◆ STATED PROBLEM: Every line with the word "author" in it should be extracted from the data that follows.

Lines of data:
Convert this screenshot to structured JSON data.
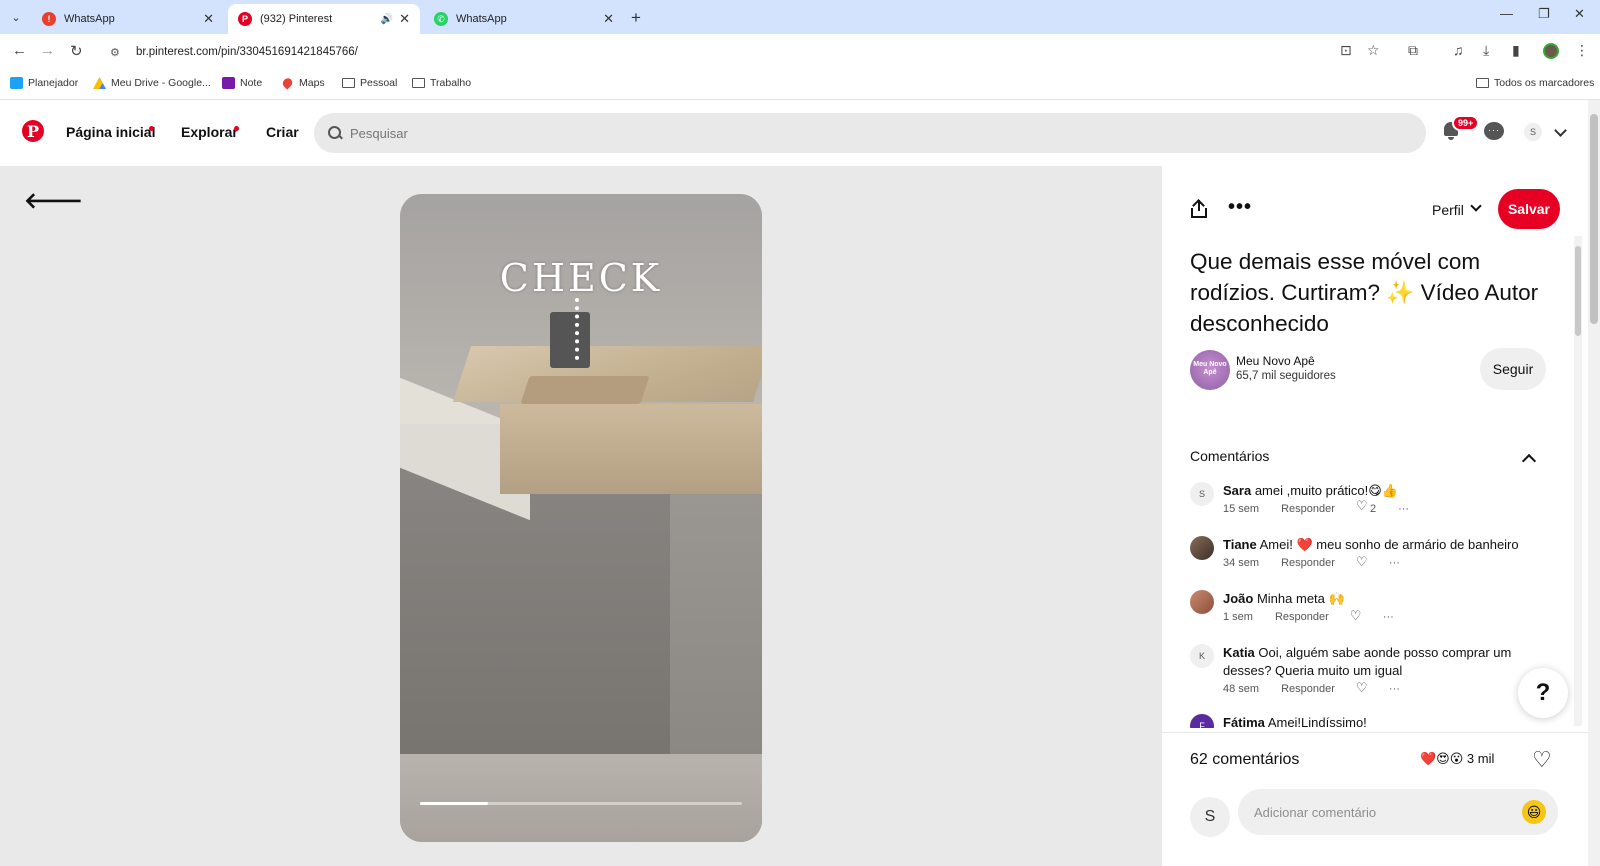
{
  "browser": {
    "tabs": [
      {
        "title": "WhatsApp",
        "favicon_color": "#e8402f",
        "active": false
      },
      {
        "title": "(932) Pinterest",
        "favicon_color": "#e60023",
        "active": true
      },
      {
        "title": "WhatsApp",
        "favicon_color": "#25d366",
        "active": false
      }
    ],
    "url": "br.pinterest.com/pin/330451691421845766/",
    "bookmarks": [
      {
        "label": "Planejador"
      },
      {
        "label": "Meu Drive - Google..."
      },
      {
        "label": "Note"
      },
      {
        "label": "Maps"
      },
      {
        "label": "Pessoal"
      },
      {
        "label": "Trabalho"
      }
    ],
    "all_bookmarks_label": "Todos os marcadores"
  },
  "header": {
    "logo": "P",
    "nav": {
      "home": "Página inicial",
      "explore": "Explorar",
      "create": "Criar"
    },
    "search_placeholder": "Pesquisar",
    "notifications_badge": "99+",
    "user_initial": "S",
    "brand_color": "#e60023"
  },
  "video": {
    "overlay_text": "CHECK",
    "progress": 0.21
  },
  "pin": {
    "perfil_label": "Perfil",
    "save_label": "Salvar",
    "title": "Que demais esse móvel com rodízios. Curtiram? ✨ Vídeo Autor desconhecido",
    "creator": {
      "name": "Meu Novo Apê",
      "followers": "65,7 mil seguidores",
      "avatar_text": "Meu Novo Apê"
    },
    "follow_label": "Seguir",
    "comments_heading": "Comentários",
    "comments": [
      {
        "initial": "S",
        "author": "Sara",
        "text": "amei ,muito prático!😋👍",
        "time": "15 sem",
        "reply": "Responder",
        "likes": "2"
      },
      {
        "initial": "",
        "author": "Tiane",
        "text": "Amei! ❤️ meu sonho de armário de banheiro",
        "time": "34 sem",
        "reply": "Responder",
        "likes": ""
      },
      {
        "initial": "",
        "author": "João",
        "text": "Minha meta 🙌",
        "time": "1 sem",
        "reply": "Responder",
        "likes": ""
      },
      {
        "initial": "K",
        "author": "Katia",
        "text": "Ooi, alguém sabe aonde posso comprar um desses? Queria muito um igual",
        "time": "48 sem",
        "reply": "Responder",
        "likes": ""
      },
      {
        "initial": "F",
        "author": "Fátima",
        "text": "Amei!Lindíssimo!",
        "time": "",
        "reply": "",
        "likes": ""
      }
    ],
    "comment_count": "62 comentários",
    "reactions_emoji": "❤️😍😮",
    "reactions_count": "3 mil",
    "my_initial": "S",
    "add_comment_placeholder": "Adicionar comentário",
    "emoji_button": "😃"
  },
  "help_label": "?"
}
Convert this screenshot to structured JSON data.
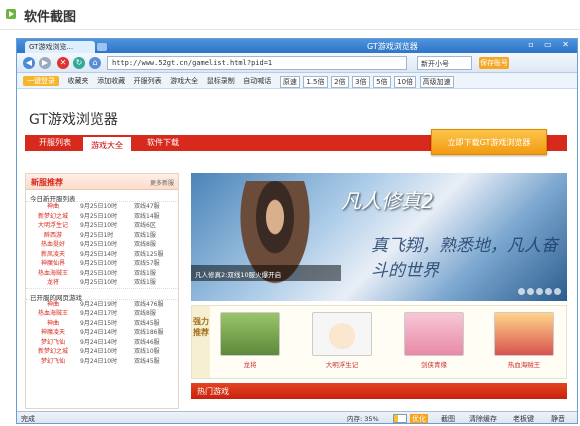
{
  "page_header": {
    "title": "软件截图"
  },
  "browser": {
    "tab_title": "GT游戏浏览...",
    "window_title": "GT游戏浏览器",
    "url": "http://www.52gt.cn/gamelist.html?pid=1",
    "search_text": "新开小号",
    "save_label": "保存账号",
    "favbar": {
      "first": "一键登录",
      "items": [
        "收藏夹",
        "添加收藏",
        "开服列表",
        "游戏大全",
        "鼠标录制",
        "自动喊话",
        "原速",
        "1.5倍",
        "2倍",
        "3倍",
        "5倍",
        "10倍",
        "高级加速"
      ]
    },
    "status_left": "完成",
    "memory_label": "内存: 35%",
    "memory_value": 0.35,
    "memory_btn": "优化",
    "status_tools": [
      "截图",
      "清除缓存",
      "老板键",
      "静音"
    ]
  },
  "site": {
    "logo": "GT游戏浏览器",
    "nav": [
      "开服列表",
      "游戏大全",
      "软件下载"
    ],
    "download_btn": "立即下载GT游戏浏览器",
    "newserver": {
      "title": "新服推荐",
      "more": "更多新服",
      "today_label": "今日新开服列表",
      "today": [
        {
          "name": "神曲",
          "date": "9月25日10时",
          "server": "双线47服"
        },
        {
          "name": "新梦幻之城",
          "date": "9月25日10时",
          "server": "双线14服"
        },
        {
          "name": "大明浮生记",
          "date": "9月25日10时",
          "server": "双线6区"
        },
        {
          "name": "醉西游",
          "date": "9月25日1时",
          "server": "双线1服"
        },
        {
          "name": "热血挺好",
          "date": "9月25日10时",
          "server": "双线8服"
        },
        {
          "name": "新凤凌天",
          "date": "9月25日14时",
          "server": "双线125服"
        },
        {
          "name": "神魔仙界",
          "date": "9月25日10时",
          "server": "双线57服"
        },
        {
          "name": "热血海贼王",
          "date": "9月25日10时",
          "server": "双线1服"
        },
        {
          "name": "龙将",
          "date": "9月25日10时",
          "server": "双线1服"
        }
      ],
      "past_label": "已开服的网页游戏",
      "past": [
        {
          "name": "神曲",
          "date": "9月24日19时",
          "server": "双线476服"
        },
        {
          "name": "热血海贼王",
          "date": "9月24日17时",
          "server": "双线8服"
        },
        {
          "name": "神曲",
          "date": "9月24日15时",
          "server": "双线45服"
        },
        {
          "name": "神魔凌天",
          "date": "9月24日14时",
          "server": "双线186服"
        },
        {
          "name": "梦幻飞仙",
          "date": "9月24日14时",
          "server": "双线46服"
        },
        {
          "name": "新梦幻之城",
          "date": "9月24日10时",
          "server": "双线10服"
        },
        {
          "name": "梦幻飞仙",
          "date": "9月24日10时",
          "server": "双线45服"
        }
      ]
    },
    "banner": {
      "logo": "凡人修真2",
      "slogan": "真飞翔，熟悉地，凡人奋斗的世界",
      "caption": "凡人修真2:双线10服火爆开启"
    },
    "recommend": {
      "label": "强力推荐",
      "items": [
        "龙将",
        "大明浮生记",
        "剑侠青缘",
        "热血海贼王"
      ]
    },
    "hot_title": "热门游戏"
  }
}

◆ RESULT FOR THIS TASK:
        "author": "Sara",
        "author": "Tiane",
        "author": "João",
        "author": "Katia",
        "author": "Fátima",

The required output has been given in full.